[Dataset listings of figures]

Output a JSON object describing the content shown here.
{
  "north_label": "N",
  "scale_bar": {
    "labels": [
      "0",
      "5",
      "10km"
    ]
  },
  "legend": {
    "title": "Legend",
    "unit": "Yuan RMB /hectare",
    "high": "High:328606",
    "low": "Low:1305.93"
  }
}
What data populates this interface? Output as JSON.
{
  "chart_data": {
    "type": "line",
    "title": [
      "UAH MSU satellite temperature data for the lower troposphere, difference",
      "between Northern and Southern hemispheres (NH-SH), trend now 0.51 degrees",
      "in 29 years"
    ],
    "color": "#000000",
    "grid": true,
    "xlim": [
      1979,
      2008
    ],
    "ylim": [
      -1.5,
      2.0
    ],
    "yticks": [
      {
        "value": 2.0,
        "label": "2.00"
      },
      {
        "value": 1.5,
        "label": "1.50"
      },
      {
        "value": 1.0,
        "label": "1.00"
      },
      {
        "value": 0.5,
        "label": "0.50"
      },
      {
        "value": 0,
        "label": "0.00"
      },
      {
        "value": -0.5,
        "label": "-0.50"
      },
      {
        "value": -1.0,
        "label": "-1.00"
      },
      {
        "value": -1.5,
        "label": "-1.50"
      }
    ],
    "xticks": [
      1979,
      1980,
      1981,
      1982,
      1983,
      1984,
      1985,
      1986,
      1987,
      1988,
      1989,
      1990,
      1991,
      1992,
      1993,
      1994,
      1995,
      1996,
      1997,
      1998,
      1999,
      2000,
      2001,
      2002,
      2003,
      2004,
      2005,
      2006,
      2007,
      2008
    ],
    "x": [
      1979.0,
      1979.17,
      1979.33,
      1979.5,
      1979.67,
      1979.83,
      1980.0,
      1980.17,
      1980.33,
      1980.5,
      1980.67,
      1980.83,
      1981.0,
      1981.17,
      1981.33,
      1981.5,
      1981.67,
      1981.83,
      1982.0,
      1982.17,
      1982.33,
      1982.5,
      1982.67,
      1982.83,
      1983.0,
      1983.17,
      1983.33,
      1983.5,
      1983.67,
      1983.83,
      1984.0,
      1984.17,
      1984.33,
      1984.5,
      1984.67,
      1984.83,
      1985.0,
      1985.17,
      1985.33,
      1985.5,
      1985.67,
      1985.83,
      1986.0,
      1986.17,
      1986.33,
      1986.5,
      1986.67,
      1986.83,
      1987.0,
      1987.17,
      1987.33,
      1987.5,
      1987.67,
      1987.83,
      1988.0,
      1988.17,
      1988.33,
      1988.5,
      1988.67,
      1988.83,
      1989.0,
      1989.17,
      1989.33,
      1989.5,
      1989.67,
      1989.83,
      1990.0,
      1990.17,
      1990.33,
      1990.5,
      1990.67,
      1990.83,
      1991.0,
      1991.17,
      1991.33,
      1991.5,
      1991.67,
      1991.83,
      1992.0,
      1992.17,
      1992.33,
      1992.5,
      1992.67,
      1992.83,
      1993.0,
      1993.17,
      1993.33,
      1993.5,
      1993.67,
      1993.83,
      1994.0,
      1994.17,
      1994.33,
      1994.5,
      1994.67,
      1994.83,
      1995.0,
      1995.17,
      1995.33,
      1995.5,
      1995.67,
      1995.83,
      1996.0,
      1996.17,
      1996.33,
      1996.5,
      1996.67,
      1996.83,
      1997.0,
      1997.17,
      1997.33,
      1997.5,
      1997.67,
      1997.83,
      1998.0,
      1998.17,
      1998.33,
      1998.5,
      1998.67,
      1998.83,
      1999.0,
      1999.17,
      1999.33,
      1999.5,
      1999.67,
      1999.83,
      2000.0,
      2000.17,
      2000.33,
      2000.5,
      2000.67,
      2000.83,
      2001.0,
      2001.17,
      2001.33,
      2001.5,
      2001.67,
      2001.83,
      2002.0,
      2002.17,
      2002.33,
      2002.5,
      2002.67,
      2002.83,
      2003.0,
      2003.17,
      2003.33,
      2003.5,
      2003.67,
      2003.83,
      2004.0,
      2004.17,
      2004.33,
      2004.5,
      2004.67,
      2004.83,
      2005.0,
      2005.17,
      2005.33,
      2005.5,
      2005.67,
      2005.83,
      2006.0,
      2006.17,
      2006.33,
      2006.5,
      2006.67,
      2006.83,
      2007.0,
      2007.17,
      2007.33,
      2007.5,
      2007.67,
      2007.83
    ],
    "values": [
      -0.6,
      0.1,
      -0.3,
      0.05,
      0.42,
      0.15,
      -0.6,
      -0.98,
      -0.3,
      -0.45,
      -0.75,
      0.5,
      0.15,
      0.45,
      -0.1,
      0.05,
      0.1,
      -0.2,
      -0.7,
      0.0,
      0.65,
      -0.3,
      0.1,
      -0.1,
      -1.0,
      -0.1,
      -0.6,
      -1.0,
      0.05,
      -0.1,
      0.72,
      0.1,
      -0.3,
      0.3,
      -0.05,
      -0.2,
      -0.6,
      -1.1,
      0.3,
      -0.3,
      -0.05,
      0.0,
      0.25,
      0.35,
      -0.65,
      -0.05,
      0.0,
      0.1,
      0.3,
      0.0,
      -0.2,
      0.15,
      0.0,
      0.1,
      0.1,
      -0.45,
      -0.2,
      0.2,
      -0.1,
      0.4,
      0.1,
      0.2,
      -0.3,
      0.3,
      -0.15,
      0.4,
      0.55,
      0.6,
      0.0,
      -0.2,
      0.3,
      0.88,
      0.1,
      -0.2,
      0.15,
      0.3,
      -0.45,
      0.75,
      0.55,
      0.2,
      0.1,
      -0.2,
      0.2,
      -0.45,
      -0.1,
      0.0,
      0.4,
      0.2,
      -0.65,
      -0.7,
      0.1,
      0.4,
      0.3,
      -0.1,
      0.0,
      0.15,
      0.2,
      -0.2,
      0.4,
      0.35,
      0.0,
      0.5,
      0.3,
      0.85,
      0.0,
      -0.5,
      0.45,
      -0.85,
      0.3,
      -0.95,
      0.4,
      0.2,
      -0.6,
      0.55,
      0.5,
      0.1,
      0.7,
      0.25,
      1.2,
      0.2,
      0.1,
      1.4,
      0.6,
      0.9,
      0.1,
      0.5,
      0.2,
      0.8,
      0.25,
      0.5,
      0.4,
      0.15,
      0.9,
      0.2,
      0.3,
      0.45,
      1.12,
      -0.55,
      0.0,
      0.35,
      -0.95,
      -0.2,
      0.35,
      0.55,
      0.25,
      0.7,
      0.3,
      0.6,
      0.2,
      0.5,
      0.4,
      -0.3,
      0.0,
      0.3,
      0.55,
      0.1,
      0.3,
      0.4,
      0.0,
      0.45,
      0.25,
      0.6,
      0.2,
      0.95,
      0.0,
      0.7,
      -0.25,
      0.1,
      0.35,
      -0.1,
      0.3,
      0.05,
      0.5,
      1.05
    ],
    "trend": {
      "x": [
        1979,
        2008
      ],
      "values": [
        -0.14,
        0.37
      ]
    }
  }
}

### Goal:
Report the number of lines above that contain the word "trend", and only that number.

### Task result:
2